## TAREAS
1 > Según el texto sobre el evangelismo, ¿qué males de la sociedad llevan a algunas iglesias a preguntar de nuevo por el evangelismo? Enuméralos todos.
2 > Prolonga el texto sobre el evangelismo a partir de su última oración.

## PASAJE EXTRAÍDO
En una palabra, el evangelismo semeja algo en lo cual ninguna persona respetable quisiera verse envuelta. Tiene visos de manipulación. En una época permisiva como la actual da la impresión de querer cambiar la manera de ser de otras personas. Y eso es una afrenta. Es inaceptable.
Difícilmente sorprende, por tanto, que en muchas iglesias principales el evangelismo esté casi en extinción. Pertenece al sub mundo. Es una actividad a la cual algunos entusiastas desequilibrados, sin preparación teológica, quieren dedicarse. Es, definidamente, no muy confiable. Una iglesia equilibrada, juiciosa, no debería tener nada que ver con él. Y sin embargo, esas mismas iglesias, lo piensan dos veces cuando ven los asientos vacíos donde una vez hubo gente en sus reuniones. Algunas veces preguntan de nuevo por el evangelismo cuando reflexionan en el materialismo, la impiedad y el egoísmo que cada día se agudizan más en nuestra sociedad. Y si su visión se proyecta hacia las iglesias de rápido crecimiento de África, por ejemplo, pueden decir, como David Jenkins, obispo de Durham, dijo a David Gitari, obispo de Mount Kenya East, después de la Conferencia de Lambeth, en 1988, “Yo necesito aprender de usted”.

## DATOS ALMACENADOS
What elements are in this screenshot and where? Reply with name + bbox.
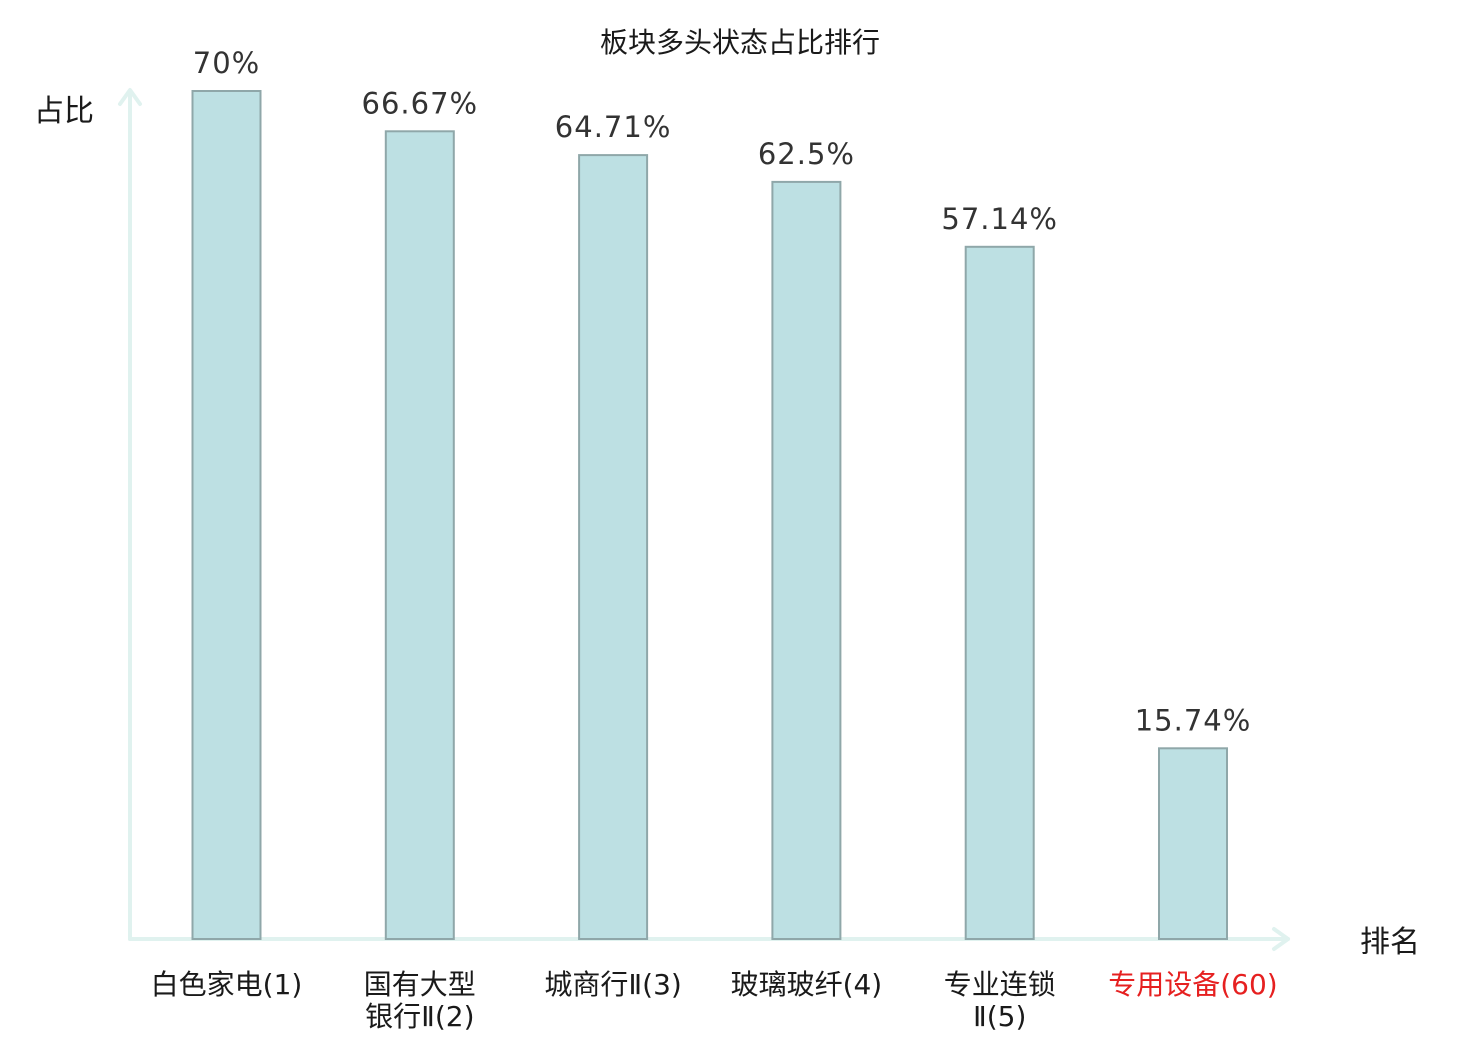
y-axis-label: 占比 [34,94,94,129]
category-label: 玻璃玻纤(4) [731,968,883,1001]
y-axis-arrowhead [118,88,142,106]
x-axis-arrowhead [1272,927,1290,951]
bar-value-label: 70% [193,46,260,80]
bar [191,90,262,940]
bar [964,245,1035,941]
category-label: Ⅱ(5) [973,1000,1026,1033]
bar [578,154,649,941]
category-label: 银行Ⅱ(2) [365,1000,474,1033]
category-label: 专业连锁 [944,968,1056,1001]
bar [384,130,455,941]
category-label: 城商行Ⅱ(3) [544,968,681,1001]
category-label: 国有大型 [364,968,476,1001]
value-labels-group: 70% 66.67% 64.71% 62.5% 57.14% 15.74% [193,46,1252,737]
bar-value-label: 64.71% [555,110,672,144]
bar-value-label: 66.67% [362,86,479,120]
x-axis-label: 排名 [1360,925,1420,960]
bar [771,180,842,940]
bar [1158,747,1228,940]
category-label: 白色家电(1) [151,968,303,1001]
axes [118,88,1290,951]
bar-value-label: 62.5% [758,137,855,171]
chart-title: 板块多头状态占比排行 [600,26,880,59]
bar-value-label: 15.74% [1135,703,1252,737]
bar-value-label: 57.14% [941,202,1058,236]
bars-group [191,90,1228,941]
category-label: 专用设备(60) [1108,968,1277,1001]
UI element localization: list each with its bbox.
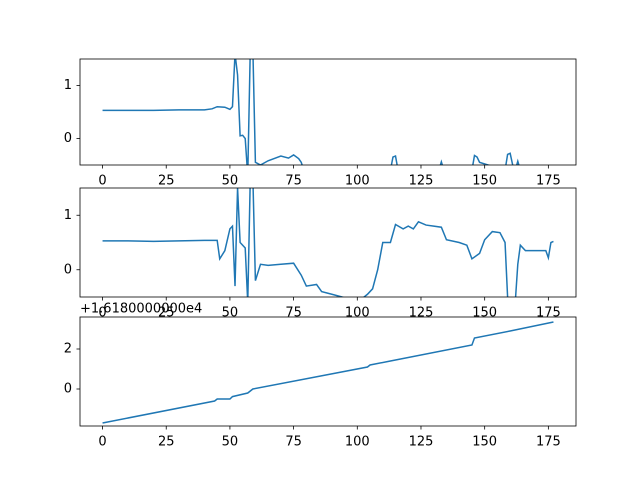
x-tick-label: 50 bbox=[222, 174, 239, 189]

## RESPUESTAS POR TAREA
1 >
- el materialismo
- la impiedad
- el egoísmo

2 >
¡Me parece muy significativo que ninguna iglesia haya tomado el evangelismo más en serio en esta última década que la Iglesia Católica Romana, y eso que es la más institucional y respetable de todas las denominaciones! Quizá muchos de nosotros deberíamos leer una página de su libro.
¿En qué piensa cuando oye la palabra evangelismo? ¿Piensa en un predicador, como Billy Graham, que pone de cabeza a todo un pueblo? ¿Piensa en un programa cuidadosamente diseñado para alcanzar a todas las clases de su comunidad?, o ¿piensa quizá en dos personas (ambas con apariencia un tanto incómoda) enfrascadas en una ferviente discusión con sus Biblias abiertas? ¿Y qué siente usted cuando las iglesias más populares del mundo, incluyendo la Iglesia Católica Romana y la Iglesia Anglicana, designaron la última década de este siglo como una década de evangelismo?
Quizá ayudaría, en principio, si borráramos de nuestras mentes algunas ideas erróneas que las nublan por lo general cuando se habla de evangelismo. Reconozcamos cuando menos qué no es el evangelismo.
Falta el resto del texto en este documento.